[Records from a data collection]
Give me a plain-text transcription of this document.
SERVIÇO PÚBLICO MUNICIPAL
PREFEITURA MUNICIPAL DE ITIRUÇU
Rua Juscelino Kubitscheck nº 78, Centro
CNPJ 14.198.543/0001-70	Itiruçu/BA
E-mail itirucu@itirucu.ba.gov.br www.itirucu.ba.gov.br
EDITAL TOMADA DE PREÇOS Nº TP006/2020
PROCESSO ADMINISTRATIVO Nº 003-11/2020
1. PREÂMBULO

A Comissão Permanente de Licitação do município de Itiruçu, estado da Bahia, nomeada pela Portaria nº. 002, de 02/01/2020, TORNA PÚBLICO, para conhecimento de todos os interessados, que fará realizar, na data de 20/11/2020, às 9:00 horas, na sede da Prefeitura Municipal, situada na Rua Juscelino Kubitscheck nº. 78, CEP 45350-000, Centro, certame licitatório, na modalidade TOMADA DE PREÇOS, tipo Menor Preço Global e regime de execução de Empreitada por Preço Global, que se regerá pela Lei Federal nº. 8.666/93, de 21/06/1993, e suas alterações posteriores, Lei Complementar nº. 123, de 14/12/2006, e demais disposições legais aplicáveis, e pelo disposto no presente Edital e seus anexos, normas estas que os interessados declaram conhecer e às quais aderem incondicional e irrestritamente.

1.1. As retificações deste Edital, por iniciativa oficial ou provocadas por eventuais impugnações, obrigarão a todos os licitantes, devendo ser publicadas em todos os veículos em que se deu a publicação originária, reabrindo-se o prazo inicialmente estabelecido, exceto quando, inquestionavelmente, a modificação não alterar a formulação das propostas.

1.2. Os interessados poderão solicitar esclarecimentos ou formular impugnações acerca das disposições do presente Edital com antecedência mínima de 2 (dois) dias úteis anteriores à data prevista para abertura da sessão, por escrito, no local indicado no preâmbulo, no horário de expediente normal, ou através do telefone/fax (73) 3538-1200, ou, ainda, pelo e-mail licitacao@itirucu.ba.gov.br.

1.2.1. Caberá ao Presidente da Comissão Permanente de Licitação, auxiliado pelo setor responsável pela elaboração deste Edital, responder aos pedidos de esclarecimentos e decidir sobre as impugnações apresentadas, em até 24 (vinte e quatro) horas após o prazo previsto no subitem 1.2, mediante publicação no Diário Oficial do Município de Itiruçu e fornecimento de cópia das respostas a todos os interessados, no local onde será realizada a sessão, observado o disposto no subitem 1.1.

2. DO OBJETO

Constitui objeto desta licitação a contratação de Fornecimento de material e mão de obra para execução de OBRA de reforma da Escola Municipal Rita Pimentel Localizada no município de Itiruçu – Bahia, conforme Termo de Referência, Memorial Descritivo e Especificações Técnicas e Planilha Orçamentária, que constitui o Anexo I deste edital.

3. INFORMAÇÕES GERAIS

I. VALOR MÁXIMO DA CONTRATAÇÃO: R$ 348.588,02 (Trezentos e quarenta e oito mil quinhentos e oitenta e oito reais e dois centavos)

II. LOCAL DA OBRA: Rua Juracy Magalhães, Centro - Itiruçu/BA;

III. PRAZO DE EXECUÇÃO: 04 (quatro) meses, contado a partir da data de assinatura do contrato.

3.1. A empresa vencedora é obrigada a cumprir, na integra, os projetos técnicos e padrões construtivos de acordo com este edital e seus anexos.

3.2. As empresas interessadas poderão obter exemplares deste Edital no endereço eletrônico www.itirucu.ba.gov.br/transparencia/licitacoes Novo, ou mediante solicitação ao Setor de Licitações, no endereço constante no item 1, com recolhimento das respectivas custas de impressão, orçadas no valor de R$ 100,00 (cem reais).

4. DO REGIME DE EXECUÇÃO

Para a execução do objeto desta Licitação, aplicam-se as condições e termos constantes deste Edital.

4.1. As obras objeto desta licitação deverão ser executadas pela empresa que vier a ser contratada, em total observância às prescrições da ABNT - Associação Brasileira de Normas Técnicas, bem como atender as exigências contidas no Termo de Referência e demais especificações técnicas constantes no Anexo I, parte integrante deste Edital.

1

- _Exercise goal_
Quote every entry exactly.

- _Exercise result_
Give me a plain-text transcription of this document.
SERVIÇO PÚBLICO MUNICIPAL
PREFEITURA MUNICIPAL DE ITIRUÇU
Rua Juscelino Kubitscheck nº 78, Centro
CNPJ 14.198.543/0001-70	Itiruçu/BA
E-mail itirucu@itirucu.ba.gov.br www.itirucu.ba.gov.br
EDITAL TOMADA DE PREÇOS Nº TP006/2020
PROCESSO ADMINISTRATIVO Nº 003-11/2020
1. PREÂMBULO

A Comissão Permanente de Licitação do município de Itiruçu, estado da Bahia, nomeada pela Portaria nº. 002, de 02/01/2020, TORNA PÚBLICO, para conhecimento de todos os interessados, que fará realizar, na data de 20/11/2020, às 9:00 horas, na sede da Prefeitura Municipal, situada na Rua Juscelino Kubitscheck nº. 78, CEP 45350-000, Centro, certame licitatório, na modalidade TOMADA DE PREÇOS, tipo Menor Preço Global e regime de execução de Empreitada por Preço Global, que se regerá pela Lei Federal nº. 8.666/93, de 21/06/1993, e suas alterações posteriores, Lei Complementar nº. 123, de 14/12/2006, e demais disposições legais aplicáveis, e pelo disposto no presente Edital e seus anexos, normas estas que os interessados declaram conhecer e às quais aderem incondicional e irrestritamente.

1.1. As retificações deste Edital, por iniciativa oficial ou provocadas por eventuais impugnações, obrigarão a todos os licitantes, devendo ser publicadas em todos os veículos em que se deu a publicação originária, reabrindo-se o prazo inicialmente estabelecido, exceto quando, inquestionavelmente, a modificação não alterar a formulação das propostas.

1.2. Os interessados poderão solicitar esclarecimentos ou formular impugnações acerca das disposições do presente Edital com antecedência mínima de 2 (dois) dias úteis anteriores à data prevista para abertura da sessão, por escrito, no local indicado no preâmbulo, no horário de expediente normal, ou através do telefone/fax (73) 3538-1200, ou, ainda, pelo e-mail licitacao@itirucu.ba.gov.br.

1.2.1. Caberá ao Presidente da Comissão Permanente de Licitação, auxiliado pelo setor responsável pela elaboração deste Edital, responder aos pedidos de esclarecimentos e decidir sobre as impugnações apresentadas, em até 24 (vinte e quatro) horas após o prazo previsto no subitem 1.2, mediante publicação no Diário Oficial do Município de Itiruçu e fornecimento de cópia das respostas a todos os interessados, no local onde será realizada a sessão, observado o disposto no subitem 1.1.

2. DO OBJETO

Constitui objeto desta licitação a contratação de Fornecimento de material e mão de obra para execução de OBRA de reforma da Escola Municipal Rita Pimentel Localizada no município de Itiruçu – Bahia, conforme Termo de Referência, Memorial Descritivo e Especificações Técnicas e Planilha Orçamentária, que constitui o Anexo I deste edital.

3. INFORMAÇÕES GERAIS

I. VALOR MÁXIMO DA CONTRATAÇÃO: R$ 348.588,02 (Trezentos e quarenta e oito mil quinhentos e oitenta e oito reais e dois centavos)

II. LOCAL DA OBRA: Rua Juracy Magalhães, Centro - Itiruçu/BA;

III. PRAZO DE EXECUÇÃO: 04 (quatro) meses, contado a partir da data de assinatura do contrato.

3.1. A empresa vencedora é obrigada a cumprir, na integra, os projetos técnicos e padrões construtivos de acordo com este edital e seus anexos.

3.2. As empresas interessadas poderão obter exemplares deste Edital no endereço eletrônico www.itirucu.ba.gov.br/transparencia/licitacoes Novo, ou mediante solicitação ao Setor de Licitações, no endereço constante no item 1, com recolhimento das respectivas custas de impressão, orçadas no valor de R$ 100,00 (cem reais).

4. DO REGIME DE EXECUÇÃO

Para a execução do objeto desta Licitação, aplicam-se as condições e termos constantes deste Edital.

4.1. As obras objeto desta licitação deverão ser executadas pela empresa que vier a ser contratada, em total observância às prescrições da ABNT - Associação Brasileira de Normas Técnicas, bem como atender as exigências contidas no Termo de Referência e demais especificações técnicas constantes no Anexo I, parte integrante deste Edital.

1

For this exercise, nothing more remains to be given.